Data excerpts
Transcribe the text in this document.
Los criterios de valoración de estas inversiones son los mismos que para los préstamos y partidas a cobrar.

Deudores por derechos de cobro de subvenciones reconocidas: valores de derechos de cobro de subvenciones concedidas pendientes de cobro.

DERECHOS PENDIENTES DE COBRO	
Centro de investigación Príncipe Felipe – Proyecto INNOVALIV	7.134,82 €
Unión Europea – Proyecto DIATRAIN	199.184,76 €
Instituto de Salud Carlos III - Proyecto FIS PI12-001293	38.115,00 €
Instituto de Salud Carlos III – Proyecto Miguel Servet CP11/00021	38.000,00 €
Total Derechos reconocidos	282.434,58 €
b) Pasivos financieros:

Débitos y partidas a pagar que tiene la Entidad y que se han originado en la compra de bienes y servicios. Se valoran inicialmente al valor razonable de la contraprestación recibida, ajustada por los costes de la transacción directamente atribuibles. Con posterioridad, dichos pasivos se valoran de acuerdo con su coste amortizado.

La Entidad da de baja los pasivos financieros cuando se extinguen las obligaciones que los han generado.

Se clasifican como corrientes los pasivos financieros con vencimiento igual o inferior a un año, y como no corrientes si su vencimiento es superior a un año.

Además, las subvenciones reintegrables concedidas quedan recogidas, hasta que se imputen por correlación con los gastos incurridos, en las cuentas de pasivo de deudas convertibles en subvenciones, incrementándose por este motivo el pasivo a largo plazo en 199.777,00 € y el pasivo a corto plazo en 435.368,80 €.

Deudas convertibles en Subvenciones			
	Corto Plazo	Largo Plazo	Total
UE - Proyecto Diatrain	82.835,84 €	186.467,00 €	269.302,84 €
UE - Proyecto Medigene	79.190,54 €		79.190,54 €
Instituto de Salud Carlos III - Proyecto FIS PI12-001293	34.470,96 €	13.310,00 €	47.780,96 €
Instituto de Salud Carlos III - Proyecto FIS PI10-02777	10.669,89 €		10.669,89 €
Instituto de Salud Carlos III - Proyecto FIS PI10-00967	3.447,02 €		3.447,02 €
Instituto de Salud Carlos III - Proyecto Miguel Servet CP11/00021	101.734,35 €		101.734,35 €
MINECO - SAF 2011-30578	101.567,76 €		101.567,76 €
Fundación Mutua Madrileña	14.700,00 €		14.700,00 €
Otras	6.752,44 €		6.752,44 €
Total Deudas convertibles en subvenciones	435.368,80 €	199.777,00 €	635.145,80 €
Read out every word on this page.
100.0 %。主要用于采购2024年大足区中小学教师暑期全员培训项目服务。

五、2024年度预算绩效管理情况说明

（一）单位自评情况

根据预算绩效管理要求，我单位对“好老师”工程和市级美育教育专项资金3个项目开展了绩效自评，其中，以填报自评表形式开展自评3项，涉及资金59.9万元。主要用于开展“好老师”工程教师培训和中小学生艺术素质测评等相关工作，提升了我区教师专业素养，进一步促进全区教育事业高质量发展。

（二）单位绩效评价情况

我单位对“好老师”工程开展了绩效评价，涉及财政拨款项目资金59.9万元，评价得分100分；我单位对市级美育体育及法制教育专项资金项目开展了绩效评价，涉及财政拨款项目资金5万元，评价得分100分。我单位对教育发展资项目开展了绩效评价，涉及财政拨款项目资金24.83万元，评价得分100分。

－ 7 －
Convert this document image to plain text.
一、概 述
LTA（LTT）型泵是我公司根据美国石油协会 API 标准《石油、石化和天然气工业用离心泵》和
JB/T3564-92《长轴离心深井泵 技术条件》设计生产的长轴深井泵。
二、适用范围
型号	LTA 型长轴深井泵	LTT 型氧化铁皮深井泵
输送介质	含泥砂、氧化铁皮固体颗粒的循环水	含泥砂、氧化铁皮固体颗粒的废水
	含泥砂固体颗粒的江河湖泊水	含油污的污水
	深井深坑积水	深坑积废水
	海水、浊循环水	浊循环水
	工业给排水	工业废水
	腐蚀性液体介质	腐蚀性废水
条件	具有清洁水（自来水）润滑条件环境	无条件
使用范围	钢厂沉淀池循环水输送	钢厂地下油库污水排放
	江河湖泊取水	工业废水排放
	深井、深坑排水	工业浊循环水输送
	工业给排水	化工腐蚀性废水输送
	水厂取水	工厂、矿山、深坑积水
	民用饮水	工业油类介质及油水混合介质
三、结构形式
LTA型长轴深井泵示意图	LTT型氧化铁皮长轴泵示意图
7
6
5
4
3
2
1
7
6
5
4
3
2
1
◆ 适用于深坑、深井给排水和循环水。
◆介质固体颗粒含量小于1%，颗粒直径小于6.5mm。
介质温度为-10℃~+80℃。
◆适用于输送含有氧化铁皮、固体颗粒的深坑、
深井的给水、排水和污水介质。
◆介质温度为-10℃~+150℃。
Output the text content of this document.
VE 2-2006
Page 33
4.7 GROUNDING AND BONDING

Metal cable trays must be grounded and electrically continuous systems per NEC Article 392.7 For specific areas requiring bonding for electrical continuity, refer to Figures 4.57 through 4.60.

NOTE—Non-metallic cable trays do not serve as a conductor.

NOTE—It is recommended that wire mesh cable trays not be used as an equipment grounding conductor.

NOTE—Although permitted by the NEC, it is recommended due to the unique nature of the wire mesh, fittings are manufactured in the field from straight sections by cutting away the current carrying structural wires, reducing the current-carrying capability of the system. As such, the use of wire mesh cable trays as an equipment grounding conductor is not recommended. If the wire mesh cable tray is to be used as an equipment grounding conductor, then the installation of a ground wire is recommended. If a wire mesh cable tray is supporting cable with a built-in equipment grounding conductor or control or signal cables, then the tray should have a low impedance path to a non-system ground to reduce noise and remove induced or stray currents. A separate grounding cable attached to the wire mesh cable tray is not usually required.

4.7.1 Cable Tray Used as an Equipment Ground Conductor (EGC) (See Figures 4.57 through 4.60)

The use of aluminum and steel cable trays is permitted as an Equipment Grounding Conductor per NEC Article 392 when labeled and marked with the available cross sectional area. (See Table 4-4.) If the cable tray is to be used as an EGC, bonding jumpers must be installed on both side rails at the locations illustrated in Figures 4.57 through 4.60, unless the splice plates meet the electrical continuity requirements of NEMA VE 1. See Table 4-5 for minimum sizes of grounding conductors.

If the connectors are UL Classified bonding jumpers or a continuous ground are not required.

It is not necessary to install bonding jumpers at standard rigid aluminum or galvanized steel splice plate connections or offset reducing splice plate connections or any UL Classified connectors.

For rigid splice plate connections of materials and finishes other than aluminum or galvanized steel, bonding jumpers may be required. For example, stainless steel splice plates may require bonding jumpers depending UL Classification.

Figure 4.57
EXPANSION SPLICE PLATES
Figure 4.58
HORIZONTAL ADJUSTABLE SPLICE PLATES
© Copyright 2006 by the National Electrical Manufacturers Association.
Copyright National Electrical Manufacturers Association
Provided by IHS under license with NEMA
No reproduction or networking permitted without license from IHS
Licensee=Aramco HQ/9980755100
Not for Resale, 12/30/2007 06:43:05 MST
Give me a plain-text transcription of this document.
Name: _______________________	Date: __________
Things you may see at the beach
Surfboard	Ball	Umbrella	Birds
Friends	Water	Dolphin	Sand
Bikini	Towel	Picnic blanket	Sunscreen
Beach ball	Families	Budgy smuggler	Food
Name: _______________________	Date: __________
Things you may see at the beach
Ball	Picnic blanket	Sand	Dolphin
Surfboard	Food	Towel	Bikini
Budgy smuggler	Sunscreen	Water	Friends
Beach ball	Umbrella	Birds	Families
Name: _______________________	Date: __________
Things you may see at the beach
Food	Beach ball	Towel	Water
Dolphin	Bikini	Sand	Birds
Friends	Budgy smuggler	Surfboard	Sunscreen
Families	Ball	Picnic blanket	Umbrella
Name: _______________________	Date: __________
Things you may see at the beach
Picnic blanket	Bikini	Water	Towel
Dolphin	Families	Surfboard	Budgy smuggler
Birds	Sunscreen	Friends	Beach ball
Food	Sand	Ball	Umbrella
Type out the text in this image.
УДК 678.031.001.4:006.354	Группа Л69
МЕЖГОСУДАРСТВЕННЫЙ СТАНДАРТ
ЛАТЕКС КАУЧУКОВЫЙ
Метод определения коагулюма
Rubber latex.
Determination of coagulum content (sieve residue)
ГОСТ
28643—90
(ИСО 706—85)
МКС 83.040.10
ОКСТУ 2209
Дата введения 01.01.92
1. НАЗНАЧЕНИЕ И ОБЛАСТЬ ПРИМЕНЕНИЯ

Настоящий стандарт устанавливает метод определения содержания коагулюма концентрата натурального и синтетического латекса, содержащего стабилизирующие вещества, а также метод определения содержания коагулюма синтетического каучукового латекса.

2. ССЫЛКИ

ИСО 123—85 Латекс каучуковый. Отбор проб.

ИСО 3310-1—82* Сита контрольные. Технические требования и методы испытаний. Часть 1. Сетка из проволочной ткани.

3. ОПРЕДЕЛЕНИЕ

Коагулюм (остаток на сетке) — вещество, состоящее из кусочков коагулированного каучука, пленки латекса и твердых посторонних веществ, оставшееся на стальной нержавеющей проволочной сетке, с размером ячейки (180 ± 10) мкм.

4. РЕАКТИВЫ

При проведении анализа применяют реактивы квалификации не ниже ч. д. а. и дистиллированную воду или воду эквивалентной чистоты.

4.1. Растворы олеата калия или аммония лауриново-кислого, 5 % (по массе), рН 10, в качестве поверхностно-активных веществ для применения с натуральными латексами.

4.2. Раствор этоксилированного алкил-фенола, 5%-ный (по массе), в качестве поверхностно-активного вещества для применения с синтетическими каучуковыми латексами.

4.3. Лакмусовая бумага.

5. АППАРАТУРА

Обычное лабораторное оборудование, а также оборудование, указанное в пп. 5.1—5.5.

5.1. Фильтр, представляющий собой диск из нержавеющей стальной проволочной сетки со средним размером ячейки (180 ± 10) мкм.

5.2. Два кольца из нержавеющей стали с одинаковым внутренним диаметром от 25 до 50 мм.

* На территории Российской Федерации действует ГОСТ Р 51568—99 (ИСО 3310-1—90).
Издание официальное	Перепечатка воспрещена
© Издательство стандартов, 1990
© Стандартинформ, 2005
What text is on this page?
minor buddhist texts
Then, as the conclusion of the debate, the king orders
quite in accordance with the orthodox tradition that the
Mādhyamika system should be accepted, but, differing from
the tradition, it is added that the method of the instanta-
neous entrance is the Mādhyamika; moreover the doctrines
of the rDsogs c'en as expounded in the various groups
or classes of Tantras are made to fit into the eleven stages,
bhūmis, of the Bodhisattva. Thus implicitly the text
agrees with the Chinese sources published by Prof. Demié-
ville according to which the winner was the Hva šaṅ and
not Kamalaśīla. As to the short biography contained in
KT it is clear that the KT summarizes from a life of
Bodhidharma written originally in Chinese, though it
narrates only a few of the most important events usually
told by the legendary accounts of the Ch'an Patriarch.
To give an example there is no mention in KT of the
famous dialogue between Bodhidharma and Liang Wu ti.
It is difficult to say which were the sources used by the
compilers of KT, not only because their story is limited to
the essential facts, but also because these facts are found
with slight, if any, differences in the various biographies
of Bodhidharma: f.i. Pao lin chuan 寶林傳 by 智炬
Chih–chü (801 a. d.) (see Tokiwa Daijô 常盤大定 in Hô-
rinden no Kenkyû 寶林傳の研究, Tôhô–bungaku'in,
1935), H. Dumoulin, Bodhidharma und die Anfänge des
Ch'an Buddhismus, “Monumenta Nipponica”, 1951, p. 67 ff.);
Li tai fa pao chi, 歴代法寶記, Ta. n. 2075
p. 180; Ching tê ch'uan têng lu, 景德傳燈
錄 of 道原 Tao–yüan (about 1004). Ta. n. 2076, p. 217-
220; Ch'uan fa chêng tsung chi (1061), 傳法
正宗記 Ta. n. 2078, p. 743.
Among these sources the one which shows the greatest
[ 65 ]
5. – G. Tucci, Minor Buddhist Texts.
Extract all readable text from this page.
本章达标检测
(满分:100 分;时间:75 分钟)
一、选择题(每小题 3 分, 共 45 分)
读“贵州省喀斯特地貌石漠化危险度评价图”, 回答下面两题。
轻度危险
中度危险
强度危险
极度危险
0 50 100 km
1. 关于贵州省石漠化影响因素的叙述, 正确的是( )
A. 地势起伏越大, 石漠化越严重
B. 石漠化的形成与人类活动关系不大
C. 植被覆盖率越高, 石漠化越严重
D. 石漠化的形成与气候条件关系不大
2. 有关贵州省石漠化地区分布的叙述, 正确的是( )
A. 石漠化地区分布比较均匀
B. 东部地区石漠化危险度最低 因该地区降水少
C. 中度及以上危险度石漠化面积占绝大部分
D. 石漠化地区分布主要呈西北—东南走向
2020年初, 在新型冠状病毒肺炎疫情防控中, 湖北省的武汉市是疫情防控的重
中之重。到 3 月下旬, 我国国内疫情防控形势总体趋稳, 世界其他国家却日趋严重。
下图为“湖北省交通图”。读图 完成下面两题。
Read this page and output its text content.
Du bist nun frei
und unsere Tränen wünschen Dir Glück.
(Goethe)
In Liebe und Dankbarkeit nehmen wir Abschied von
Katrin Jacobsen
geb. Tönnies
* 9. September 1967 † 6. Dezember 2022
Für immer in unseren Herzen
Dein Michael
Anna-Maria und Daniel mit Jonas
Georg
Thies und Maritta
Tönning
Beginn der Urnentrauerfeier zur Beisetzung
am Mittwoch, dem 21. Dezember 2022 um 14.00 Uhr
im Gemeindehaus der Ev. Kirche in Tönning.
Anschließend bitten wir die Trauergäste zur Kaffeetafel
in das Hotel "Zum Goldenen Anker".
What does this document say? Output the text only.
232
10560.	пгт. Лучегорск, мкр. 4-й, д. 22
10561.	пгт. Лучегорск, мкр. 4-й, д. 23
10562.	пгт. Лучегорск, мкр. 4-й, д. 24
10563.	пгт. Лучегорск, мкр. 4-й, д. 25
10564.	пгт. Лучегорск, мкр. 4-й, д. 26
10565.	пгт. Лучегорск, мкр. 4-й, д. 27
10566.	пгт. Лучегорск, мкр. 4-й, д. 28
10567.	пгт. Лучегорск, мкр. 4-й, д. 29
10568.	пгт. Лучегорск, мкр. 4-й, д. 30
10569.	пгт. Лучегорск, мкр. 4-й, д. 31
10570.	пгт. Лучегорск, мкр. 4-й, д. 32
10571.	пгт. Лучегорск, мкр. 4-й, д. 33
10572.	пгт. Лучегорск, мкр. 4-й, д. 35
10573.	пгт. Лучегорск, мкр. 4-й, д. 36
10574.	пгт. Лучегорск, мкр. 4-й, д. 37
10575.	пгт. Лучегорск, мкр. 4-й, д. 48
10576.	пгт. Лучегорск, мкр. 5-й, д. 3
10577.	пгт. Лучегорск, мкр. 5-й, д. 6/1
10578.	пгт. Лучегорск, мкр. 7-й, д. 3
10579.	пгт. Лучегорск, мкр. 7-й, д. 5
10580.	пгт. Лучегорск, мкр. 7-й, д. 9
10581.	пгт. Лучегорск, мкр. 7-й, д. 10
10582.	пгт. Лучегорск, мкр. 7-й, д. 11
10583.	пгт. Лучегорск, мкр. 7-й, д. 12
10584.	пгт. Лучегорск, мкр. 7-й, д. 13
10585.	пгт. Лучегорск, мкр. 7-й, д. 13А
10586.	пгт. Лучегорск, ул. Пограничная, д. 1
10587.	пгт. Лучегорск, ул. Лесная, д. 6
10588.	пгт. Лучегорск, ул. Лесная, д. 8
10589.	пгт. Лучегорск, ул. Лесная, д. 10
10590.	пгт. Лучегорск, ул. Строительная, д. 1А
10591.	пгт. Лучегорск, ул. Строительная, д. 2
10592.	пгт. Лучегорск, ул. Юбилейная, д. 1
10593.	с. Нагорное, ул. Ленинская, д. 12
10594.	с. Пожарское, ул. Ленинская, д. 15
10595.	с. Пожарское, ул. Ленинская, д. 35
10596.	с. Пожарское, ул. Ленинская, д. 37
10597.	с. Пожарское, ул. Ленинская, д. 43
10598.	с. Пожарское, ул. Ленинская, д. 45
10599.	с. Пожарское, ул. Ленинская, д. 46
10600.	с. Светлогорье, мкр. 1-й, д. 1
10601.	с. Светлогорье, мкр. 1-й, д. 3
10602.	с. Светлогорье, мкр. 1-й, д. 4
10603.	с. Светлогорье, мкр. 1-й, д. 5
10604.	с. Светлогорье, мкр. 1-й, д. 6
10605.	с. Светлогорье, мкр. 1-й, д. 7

* GIVEN INSTRUCTION
Pull out every line above that holds the word "Miguel".

* RESPONSE TO THIS TASK
Instituto de Salud Carlos III – Proyecto Miguel Servet CP11/00021	38.000,00 €
Instituto de Salud Carlos III - Proyecto Miguel Servet CP11/00021	101.734,35 €		101.734,35 €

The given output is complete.